TASK DETAILS >>
Find each line with the word "месту" and say how many there are, nothing else.

GIVEN INFORMATION >>
****

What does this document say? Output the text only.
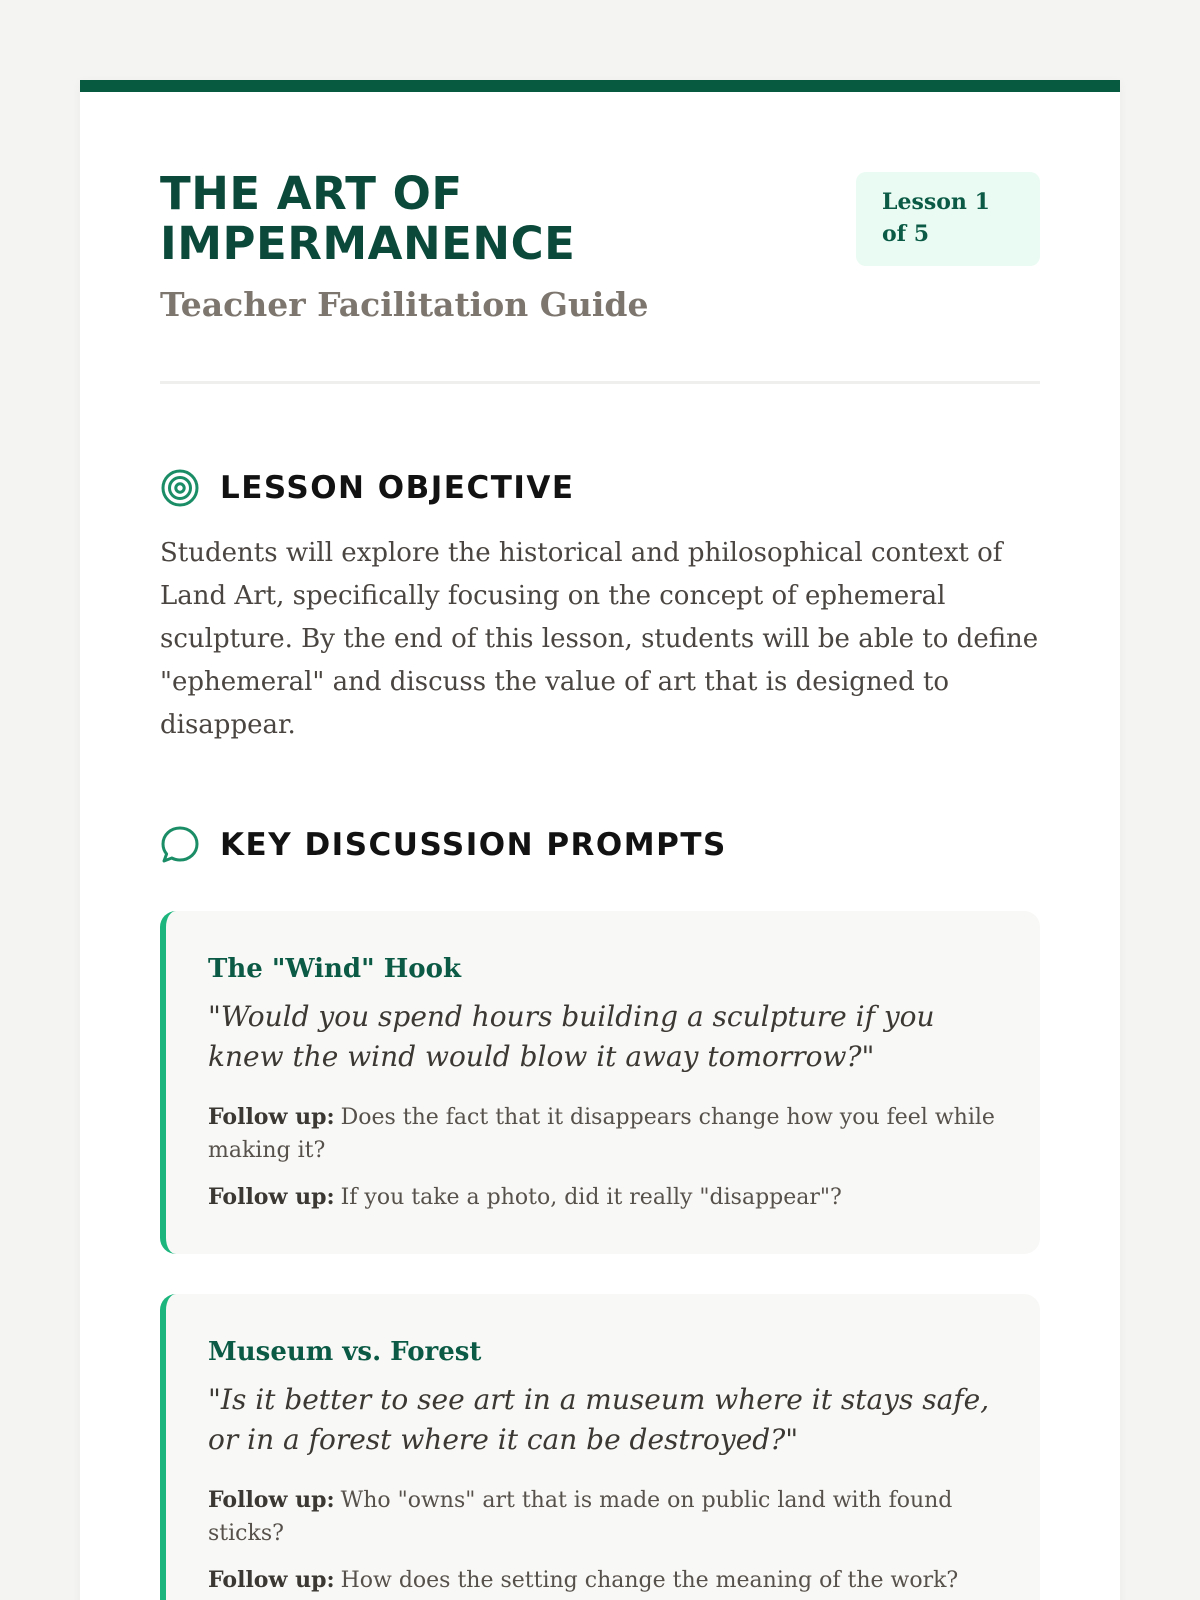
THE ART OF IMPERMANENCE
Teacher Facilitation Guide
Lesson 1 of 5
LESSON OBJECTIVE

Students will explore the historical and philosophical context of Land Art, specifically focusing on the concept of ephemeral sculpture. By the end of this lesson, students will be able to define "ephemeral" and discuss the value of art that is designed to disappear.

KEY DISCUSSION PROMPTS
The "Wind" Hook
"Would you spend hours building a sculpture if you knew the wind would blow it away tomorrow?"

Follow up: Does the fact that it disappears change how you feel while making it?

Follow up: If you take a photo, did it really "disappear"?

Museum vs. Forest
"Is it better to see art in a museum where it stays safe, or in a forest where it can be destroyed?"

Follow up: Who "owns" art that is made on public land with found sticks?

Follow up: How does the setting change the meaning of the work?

****

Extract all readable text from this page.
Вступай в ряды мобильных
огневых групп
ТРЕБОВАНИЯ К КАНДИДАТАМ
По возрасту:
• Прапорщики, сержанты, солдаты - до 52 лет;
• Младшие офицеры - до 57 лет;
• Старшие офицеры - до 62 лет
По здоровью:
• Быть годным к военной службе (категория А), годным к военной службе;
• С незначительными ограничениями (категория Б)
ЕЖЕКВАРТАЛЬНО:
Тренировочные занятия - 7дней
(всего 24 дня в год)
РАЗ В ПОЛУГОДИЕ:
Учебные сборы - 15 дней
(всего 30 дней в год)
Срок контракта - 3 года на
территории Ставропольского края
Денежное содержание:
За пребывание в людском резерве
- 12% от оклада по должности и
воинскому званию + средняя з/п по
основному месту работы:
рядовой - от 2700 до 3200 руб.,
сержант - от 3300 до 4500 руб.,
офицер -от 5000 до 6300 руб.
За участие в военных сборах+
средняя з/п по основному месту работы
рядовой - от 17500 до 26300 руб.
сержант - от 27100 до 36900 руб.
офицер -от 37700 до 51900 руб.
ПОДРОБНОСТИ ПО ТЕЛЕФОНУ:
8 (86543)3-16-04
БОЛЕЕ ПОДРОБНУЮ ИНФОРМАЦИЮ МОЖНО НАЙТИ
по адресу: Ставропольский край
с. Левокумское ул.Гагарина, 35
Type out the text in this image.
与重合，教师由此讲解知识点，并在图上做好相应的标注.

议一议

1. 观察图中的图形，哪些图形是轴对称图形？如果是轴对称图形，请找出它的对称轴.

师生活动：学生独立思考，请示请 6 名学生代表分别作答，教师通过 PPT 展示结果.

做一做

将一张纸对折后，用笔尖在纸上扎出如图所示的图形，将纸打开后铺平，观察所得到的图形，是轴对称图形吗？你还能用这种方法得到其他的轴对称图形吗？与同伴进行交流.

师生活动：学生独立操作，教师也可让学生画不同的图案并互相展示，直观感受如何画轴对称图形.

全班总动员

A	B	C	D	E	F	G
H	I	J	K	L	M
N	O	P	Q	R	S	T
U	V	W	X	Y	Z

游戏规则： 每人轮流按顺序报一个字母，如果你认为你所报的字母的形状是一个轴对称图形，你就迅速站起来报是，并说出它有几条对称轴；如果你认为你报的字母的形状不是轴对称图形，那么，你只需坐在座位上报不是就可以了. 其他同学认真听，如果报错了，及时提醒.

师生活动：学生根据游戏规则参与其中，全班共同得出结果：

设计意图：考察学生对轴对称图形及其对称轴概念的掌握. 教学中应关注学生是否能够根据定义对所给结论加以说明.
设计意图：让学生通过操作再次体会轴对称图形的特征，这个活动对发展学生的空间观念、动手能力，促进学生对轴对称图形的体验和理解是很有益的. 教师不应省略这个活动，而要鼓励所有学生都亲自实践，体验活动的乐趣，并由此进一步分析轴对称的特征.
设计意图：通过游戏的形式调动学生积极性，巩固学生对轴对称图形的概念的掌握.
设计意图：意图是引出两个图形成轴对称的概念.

****

SOLUTION TO THE EXERCISE >>
2